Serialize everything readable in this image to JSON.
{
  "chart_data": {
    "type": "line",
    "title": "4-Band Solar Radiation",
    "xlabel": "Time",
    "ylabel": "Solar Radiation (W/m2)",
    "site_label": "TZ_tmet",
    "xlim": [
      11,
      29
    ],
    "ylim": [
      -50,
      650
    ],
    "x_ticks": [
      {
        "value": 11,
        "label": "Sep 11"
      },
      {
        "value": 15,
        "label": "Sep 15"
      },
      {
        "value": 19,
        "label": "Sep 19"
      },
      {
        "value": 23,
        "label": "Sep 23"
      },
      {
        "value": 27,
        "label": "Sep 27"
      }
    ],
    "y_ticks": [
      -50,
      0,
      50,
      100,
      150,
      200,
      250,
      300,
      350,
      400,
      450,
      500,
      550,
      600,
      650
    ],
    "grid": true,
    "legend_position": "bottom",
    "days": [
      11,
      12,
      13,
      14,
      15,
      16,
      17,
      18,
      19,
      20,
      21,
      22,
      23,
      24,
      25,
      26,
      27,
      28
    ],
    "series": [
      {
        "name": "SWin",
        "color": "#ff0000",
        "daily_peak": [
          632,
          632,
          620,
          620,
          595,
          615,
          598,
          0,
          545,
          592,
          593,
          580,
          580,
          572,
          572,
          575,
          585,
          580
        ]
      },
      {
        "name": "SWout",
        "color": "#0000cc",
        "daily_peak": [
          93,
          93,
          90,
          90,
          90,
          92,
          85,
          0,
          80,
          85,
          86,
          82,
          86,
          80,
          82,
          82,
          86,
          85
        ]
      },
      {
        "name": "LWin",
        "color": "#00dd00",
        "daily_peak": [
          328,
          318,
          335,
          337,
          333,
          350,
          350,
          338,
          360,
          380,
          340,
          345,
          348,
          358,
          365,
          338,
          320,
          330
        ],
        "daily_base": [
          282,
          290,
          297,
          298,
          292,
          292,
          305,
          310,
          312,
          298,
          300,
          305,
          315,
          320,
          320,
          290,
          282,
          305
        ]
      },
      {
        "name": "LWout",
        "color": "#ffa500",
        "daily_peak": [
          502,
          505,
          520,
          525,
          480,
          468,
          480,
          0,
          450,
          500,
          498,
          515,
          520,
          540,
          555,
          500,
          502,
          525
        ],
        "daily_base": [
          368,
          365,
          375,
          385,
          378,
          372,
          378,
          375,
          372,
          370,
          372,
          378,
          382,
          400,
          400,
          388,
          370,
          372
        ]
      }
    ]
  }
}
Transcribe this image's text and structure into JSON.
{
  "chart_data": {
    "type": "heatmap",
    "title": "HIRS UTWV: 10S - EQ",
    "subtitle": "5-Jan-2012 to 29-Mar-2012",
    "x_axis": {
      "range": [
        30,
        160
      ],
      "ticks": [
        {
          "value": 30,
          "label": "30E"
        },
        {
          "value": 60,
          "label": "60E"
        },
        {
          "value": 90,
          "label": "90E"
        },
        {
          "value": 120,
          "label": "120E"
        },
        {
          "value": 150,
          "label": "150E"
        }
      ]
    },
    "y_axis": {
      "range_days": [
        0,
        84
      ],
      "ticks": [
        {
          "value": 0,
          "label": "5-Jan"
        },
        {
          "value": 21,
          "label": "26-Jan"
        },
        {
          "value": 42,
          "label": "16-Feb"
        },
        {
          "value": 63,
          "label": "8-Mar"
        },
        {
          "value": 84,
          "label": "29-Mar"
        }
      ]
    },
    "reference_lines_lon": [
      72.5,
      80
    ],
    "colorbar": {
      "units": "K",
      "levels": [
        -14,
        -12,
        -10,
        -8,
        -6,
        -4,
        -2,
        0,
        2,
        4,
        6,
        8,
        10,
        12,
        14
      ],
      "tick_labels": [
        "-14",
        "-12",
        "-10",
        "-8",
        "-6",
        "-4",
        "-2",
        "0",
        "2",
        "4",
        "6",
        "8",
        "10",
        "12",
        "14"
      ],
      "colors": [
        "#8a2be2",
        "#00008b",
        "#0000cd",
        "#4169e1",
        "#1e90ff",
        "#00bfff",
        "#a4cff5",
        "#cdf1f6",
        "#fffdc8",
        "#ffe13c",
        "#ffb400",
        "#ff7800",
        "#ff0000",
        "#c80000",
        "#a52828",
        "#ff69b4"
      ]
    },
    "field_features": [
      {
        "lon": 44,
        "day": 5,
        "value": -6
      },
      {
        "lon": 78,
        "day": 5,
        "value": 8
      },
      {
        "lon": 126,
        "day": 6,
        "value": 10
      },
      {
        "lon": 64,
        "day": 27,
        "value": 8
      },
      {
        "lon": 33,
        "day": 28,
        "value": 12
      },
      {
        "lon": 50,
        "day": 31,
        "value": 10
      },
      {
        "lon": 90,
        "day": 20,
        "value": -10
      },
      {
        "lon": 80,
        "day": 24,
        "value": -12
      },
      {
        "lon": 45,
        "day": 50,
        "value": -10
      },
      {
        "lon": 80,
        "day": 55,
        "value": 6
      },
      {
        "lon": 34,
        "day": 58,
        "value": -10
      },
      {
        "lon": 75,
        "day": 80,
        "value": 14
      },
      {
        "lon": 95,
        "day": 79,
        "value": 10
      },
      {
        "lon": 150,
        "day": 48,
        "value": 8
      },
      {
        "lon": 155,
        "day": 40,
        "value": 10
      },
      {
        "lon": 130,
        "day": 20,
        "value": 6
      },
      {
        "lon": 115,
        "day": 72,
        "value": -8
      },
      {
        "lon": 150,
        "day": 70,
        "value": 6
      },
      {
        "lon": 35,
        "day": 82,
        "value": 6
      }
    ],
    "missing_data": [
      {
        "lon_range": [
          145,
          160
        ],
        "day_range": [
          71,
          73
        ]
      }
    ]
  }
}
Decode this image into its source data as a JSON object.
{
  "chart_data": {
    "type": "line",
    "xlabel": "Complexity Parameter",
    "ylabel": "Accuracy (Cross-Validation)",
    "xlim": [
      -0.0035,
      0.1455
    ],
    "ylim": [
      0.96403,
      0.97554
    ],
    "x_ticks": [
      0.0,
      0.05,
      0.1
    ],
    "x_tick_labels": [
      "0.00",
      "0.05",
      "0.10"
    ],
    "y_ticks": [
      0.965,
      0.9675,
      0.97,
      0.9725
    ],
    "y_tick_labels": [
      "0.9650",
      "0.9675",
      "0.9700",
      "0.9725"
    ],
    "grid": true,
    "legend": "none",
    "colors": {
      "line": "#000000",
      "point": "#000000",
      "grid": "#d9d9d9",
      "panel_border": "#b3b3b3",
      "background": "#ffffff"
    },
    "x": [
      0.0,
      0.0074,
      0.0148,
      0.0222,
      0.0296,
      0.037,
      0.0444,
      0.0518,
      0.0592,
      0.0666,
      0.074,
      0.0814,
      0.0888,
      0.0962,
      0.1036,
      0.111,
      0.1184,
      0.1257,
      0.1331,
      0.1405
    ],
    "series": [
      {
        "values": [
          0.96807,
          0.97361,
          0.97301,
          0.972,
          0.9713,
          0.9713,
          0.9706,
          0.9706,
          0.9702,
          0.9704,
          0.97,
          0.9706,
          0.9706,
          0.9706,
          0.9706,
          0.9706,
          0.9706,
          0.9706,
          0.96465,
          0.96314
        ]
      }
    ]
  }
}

════

_WHAT IS EXPECTED_:
Every entry should be printed again exactly as written.

_SOLVED EXERCISE_:
Serialize everything readable in this image to JSON.
{
  "chart_data": {
    "type": "line",
    "title": "4-Band Solar Radiation",
    "xlabel": "Time",
    "ylabel": "Solar Radiation (W/m2)",
    "site_label": "TZ_tmet",
    "xlim": [
      11,
      29
    ],
    "ylim": [
      -50,
      650
    ],
    "x_ticks": [
      {
        "value": 11,
        "label": "Sep 11"
      },
      {
        "value": 15,
        "label": "Sep 15"
      },
      {
        "value": 19,
        "label": "Sep 19"
      },
      {
        "value": 23,
        "label": "Sep 23"
      },
      {
        "value": 27,
        "label": "Sep 27"
      }
    ],
    "y_ticks": [
      -50,
      0,
      50,
      100,
      150,
      200,
      250,
      300,
      350,
      400,
      450,
      500,
      550,
      600,
      650
    ],
    "grid": true,
    "legend_position": "bottom",
    "days": [
      11,
      12,
      13,
      14,
      15,
      16,
      17,
      18,
      19,
      20,
      21,
      22,
      23,
      24,
      25,
      26,
      27,
      28
    ],
    "series": [
      {
        "name": "SWin",
        "color": "#ff0000",
        "daily_peak": [
          632,
          632,
          620,
          620,
          595,
          615,
          598,
          0,
          545,
          592,
          593,
          580,
          580,
          572,
          572,
          575,
          585,
          580
        ]
      },
      {
        "name": "SWout",
        "color": "#0000cc",
        "daily_peak": [
          93,
          93,
          90,
          90,
          90,
          92,
          85,
          0,
          80,
          85,
          86,
          82,
          86,
          80,
          82,
          82,
          86,
          85
        ]
      },
      {
        "name": "LWin",
        "color": "#00dd00",
        "daily_peak": [
          328,
          318,
          335,
          337,
          333,
          350,
          350,
          338,
          360,
          380,
          340,
          345,
          348,
          358,
          365,
          338,
          320,
          330
        ],
        "daily_base": [
          282,
          290,
          297,
          298,
          292,
          292,
          305,
          310,
          312,
          298,
          300,
          305,
          315,
          320,
          320,
          290,
          282,
          305
        ]
      },
      {
        "name": "LWout",
        "color": "#ffa500",
        "daily_peak": [
          502,
          505,
          520,
          525,
          480,
          468,
          480,
          0,
          450,
          500,
          498,
          515,
          520,
          540,
          555,
          500,
          502,
          525
        ],
        "daily_base": [
          368,
          365,
          375,
          385,
          378,
          372,
          378,
          375,
          372,
          370,
          372,
          378,
          382,
          400,
          400,
          388,
          370,
          372
        ]
      }
    ]
  }
}
Transcribe this image's text and structure into JSON.
{
  "chart_data": {
    "type": "heatmap",
    "title": "HIRS UTWV: 10S - EQ",
    "subtitle": "5-Jan-2012 to 29-Mar-2012",
    "x_axis": {
      "range": [
        30,
        160
      ],
      "ticks": [
        {
          "value": 30,
          "label": "30E"
        },
        {
          "value": 60,
          "label": "60E"
        },
        {
          "value": 90,
          "label": "90E"
        },
        {
          "value": 120,
          "label": "120E"
        },
        {
          "value": 150,
          "label": "150E"
        }
      ]
    },
    "y_axis": {
      "range_days": [
        0,
        84
      ],
      "ticks": [
        {
          "value": 0,
          "label": "5-Jan"
        },
        {
          "value": 21,
          "label": "26-Jan"
        },
        {
          "value": 42,
          "label": "16-Feb"
        },
        {
          "value": 63,
          "label": "8-Mar"
        },
        {
          "value": 84,
          "label": "29-Mar"
        }
      ]
    },
    "reference_lines_lon": [
      72.5,
      80
    ],
    "colorbar": {
      "units": "K",
      "levels": [
        -14,
        -12,
        -10,
        -8,
        -6,
        -4,
        -2,
        0,
        2,
        4,
        6,
        8,
        10,
        12,
        14
      ],
      "tick_labels": [
        "-14",
        "-12",
        "-10",
        "-8",
        "-6",
        "-4",
        "-2",
        "0",
        "2",
        "4",
        "6",
        "8",
        "10",
        "12",
        "14"
      ],
      "colors": [
        "#8a2be2",
        "#00008b",
        "#0000cd",
        "#4169e1",
        "#1e90ff",
        "#00bfff",
        "#a4cff5",
        "#cdf1f6",
        "#fffdc8",
        "#ffe13c",
        "#ffb400",
        "#ff7800",
        "#ff0000",
        "#c80000",
        "#a52828",
        "#ff69b4"
      ]
    },
    "field_features": [
      {
        "lon": 44,
        "day": 5,
        "value": -6
      },
      {
        "lon": 78,
        "day": 5,
        "value": 8
      },
      {
        "lon": 126,
        "day": 6,
        "value": 10
      },
      {
        "lon": 64,
        "day": 27,
        "value": 8
      },
      {
        "lon": 33,
        "day": 28,
        "value": 12
      },
      {
        "lon": 50,
        "day": 31,
        "value": 10
      },
      {
        "lon": 90,
        "day": 20,
        "value": -10
      },
      {
        "lon": 80,
        "day": 24,
        "value": -12
      },
      {
        "lon": 45,
        "day": 50,
        "value": -10
      },
      {
        "lon": 80,
        "day": 55,
        "value": 6
      },
      {
        "lon": 34,
        "day": 58,
        "value": -10
      },
      {
        "lon": 75,
        "day": 80,
        "value": 14
      },
      {
        "lon": 95,
        "day": 79,
        "value": 10
      },
      {
        "lon": 150,
        "day": 48,
        "value": 8
      },
      {
        "lon": 155,
        "day": 40,
        "value": 10
      },
      {
        "lon": 130,
        "day": 20,
        "value": 6
      },
      {
        "lon": 115,
        "day": 72,
        "value": -8
      },
      {
        "lon": 150,
        "day": 70,
        "value": 6
      },
      {
        "lon": 35,
        "day": 82,
        "value": 6
      }
    ],
    "missing_data": [
      {
        "lon_range": [
          145,
          160
        ],
        "day_range": [
          71,
          73
        ]
      }
    ]
  }
}
Decode this image into its source data as a JSON object.
{
  "chart_data": {
    "type": "line",
    "xlabel": "Complexity Parameter",
    "ylabel": "Accuracy (Cross-Validation)",
    "xlim": [
      -0.0035,
      0.1455
    ],
    "ylim": [
      0.96403,
      0.97554
    ],
    "x_ticks": [
      0.0,
      0.05,
      0.1
    ],
    "x_tick_labels": [
      "0.00",
      "0.05",
      "0.10"
    ],
    "y_ticks": [
      0.965,
      0.9675,
      0.97,
      0.9725
    ],
    "y_tick_labels": [
      "0.9650",
      "0.9675",
      "0.9700",
      "0.9725"
    ],
    "grid": true,
    "legend": "none",
    "colors": {
      "line": "#000000",
      "point": "#000000",
      "grid": "#d9d9d9",
      "panel_border": "#b3b3b3",
      "background": "#ffffff"
    },
    "x": [
      0.0,
      0.0074,
      0.0148,
      0.0222,
      0.0296,
      0.037,
      0.0444,
      0.0518,
      0.0592,
      0.0666,
      0.074,
      0.0814,
      0.0888,
      0.0962,
      0.1036,
      0.111,
      0.1184,
      0.1257,
      0.1331,
      0.1405
    ],
    "series": [
      {
        "values": [
          0.96807,
          0.97361,
          0.97301,
          0.972,
          0.9713,
          0.9713,
          0.9706,
          0.9706,
          0.9702,
          0.9704,
          0.97,
          0.9706,
          0.9706,
          0.9706,
          0.9706,
          0.9706,
          0.9706,
          0.9706,
          0.96465,
          0.96314
        ]
      }
    ]
  }
}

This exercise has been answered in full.